* Task: Using the entries that follow, collect the lines where the word "personally" appears.

○ ○ ○ ○ ○ ○ ○

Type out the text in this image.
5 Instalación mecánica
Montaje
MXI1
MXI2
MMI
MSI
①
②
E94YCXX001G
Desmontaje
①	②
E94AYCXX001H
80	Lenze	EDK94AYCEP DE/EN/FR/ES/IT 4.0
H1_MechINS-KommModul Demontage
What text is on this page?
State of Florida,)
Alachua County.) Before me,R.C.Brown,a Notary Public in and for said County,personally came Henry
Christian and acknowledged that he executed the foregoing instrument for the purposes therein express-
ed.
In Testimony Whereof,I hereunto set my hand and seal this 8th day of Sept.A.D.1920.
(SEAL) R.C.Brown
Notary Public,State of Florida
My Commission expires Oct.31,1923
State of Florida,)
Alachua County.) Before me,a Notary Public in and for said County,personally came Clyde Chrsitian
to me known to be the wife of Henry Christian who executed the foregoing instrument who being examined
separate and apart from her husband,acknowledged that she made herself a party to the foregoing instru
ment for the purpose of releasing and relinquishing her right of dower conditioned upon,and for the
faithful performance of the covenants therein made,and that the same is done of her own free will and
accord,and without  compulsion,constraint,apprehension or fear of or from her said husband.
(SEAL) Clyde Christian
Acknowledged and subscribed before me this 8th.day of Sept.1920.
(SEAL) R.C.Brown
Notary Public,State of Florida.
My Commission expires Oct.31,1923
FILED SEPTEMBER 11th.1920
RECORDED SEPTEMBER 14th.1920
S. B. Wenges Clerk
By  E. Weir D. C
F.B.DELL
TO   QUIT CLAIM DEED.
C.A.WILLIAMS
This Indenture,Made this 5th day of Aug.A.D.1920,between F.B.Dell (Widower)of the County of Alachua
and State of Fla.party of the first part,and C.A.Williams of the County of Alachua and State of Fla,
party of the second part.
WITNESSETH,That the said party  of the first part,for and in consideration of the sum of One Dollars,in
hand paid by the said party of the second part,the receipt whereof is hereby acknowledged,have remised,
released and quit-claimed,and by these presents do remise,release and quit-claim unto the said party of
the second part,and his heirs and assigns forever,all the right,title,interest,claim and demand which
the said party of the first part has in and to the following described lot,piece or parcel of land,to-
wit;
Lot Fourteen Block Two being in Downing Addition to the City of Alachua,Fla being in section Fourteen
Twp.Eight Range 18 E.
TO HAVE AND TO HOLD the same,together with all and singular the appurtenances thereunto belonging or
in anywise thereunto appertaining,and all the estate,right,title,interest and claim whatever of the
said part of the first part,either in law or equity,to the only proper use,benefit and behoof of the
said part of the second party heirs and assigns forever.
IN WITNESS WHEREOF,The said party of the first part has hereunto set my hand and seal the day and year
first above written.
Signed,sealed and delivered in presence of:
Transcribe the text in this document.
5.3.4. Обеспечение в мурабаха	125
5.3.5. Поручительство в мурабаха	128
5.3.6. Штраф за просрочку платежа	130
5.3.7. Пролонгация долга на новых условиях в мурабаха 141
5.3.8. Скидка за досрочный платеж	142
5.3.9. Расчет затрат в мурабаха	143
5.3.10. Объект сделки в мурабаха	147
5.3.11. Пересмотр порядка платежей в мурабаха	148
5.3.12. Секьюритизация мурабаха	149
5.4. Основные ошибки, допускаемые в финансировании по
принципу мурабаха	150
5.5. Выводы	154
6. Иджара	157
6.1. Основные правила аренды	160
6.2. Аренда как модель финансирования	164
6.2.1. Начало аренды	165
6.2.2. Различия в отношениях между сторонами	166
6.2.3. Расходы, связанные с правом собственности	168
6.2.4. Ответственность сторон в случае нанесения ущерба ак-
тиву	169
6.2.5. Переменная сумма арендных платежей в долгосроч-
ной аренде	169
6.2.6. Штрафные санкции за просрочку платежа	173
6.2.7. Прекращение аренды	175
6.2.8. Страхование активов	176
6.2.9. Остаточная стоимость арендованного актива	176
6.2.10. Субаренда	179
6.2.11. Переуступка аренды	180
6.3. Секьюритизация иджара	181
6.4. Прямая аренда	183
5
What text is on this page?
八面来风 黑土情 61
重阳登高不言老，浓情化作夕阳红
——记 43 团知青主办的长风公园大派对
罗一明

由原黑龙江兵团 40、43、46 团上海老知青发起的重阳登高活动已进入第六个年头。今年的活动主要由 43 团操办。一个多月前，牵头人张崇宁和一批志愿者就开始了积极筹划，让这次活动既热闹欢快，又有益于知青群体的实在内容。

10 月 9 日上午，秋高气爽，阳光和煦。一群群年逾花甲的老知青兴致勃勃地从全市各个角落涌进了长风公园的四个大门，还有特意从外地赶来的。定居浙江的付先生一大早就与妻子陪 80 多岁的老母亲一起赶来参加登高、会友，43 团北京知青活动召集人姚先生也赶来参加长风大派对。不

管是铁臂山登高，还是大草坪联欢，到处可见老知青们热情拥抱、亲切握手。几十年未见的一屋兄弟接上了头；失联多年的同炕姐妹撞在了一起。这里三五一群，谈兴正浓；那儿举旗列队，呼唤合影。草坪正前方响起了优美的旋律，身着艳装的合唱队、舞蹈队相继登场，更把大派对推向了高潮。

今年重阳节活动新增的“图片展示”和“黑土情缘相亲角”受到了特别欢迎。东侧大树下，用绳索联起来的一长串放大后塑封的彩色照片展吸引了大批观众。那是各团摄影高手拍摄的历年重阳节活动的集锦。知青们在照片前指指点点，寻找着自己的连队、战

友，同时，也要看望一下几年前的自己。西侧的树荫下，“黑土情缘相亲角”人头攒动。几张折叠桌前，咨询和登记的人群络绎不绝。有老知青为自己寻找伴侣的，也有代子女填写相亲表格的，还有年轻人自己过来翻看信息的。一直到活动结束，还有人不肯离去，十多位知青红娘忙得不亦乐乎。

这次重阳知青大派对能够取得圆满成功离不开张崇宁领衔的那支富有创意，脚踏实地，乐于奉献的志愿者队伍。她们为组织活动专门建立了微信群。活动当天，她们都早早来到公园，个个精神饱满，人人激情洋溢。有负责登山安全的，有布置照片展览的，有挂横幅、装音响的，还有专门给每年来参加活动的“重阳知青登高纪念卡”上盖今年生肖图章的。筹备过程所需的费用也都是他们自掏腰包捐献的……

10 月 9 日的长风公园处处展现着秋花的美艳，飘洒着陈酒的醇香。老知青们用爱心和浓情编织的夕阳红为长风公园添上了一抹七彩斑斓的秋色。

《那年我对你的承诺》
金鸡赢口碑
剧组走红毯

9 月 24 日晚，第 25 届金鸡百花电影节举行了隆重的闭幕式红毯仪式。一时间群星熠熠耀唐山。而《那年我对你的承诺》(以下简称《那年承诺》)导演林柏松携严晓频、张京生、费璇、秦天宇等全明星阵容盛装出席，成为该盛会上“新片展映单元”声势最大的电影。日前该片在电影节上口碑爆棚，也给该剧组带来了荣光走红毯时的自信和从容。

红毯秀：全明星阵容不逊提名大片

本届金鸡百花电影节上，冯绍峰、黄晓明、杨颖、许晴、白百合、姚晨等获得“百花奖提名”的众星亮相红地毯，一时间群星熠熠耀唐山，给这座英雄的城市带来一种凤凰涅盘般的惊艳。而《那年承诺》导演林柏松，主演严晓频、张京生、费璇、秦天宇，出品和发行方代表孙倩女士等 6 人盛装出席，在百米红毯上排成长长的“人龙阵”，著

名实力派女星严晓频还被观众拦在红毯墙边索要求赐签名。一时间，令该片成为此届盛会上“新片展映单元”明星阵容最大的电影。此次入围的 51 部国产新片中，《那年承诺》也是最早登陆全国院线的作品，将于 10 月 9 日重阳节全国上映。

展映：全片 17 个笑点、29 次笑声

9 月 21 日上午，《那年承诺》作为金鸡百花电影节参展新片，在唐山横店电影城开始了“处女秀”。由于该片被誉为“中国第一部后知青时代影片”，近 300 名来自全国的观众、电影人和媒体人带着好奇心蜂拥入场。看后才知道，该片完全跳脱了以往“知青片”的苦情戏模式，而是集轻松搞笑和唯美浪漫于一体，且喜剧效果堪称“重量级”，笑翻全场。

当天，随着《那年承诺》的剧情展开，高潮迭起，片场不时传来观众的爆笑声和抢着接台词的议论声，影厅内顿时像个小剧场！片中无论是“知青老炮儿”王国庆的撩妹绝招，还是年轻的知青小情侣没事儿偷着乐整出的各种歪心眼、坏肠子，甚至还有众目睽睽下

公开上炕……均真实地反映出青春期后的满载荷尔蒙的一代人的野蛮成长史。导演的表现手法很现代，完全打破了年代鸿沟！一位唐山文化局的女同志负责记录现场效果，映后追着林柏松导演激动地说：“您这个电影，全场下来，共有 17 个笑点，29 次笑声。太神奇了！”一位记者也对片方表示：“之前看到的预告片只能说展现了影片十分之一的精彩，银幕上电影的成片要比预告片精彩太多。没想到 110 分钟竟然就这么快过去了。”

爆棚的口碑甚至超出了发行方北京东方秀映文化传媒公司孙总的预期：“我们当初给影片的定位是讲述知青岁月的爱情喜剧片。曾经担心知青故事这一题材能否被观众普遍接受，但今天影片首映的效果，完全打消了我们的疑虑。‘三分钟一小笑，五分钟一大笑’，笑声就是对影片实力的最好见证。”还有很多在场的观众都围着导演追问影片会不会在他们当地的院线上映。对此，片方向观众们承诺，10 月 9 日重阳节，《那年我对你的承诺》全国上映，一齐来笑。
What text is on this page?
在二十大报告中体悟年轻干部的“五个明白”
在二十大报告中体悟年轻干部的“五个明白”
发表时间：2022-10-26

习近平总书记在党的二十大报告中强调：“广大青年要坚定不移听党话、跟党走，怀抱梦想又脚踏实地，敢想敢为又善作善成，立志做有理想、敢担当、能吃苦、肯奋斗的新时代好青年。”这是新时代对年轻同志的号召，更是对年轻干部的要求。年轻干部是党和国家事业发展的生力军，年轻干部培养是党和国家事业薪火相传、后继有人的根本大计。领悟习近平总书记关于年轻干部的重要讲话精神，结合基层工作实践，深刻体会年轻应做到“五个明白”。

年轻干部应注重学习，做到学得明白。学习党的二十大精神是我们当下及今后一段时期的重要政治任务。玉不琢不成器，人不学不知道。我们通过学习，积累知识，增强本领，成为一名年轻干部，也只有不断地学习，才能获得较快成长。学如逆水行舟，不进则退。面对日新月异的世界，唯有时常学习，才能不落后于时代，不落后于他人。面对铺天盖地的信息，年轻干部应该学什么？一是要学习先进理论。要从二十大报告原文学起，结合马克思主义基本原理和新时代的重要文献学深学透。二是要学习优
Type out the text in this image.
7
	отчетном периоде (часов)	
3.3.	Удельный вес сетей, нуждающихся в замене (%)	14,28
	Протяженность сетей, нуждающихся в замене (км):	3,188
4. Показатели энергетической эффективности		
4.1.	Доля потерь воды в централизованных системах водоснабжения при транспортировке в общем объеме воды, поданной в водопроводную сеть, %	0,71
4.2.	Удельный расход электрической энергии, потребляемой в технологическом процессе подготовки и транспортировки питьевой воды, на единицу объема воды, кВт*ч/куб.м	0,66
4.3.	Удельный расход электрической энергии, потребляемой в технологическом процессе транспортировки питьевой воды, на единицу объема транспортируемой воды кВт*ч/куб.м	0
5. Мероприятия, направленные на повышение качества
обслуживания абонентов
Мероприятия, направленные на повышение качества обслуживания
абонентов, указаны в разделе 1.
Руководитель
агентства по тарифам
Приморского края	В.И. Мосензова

○ ○ ○ ○ ○ ○ ○

* Result of the task:
Alachua County.) Before me,R.C.Brown,a Notary Public in and for said County,personally came Henry
Alachua County.) Before me,a Notary Public in and for said County,personally came Clyde Chrsitian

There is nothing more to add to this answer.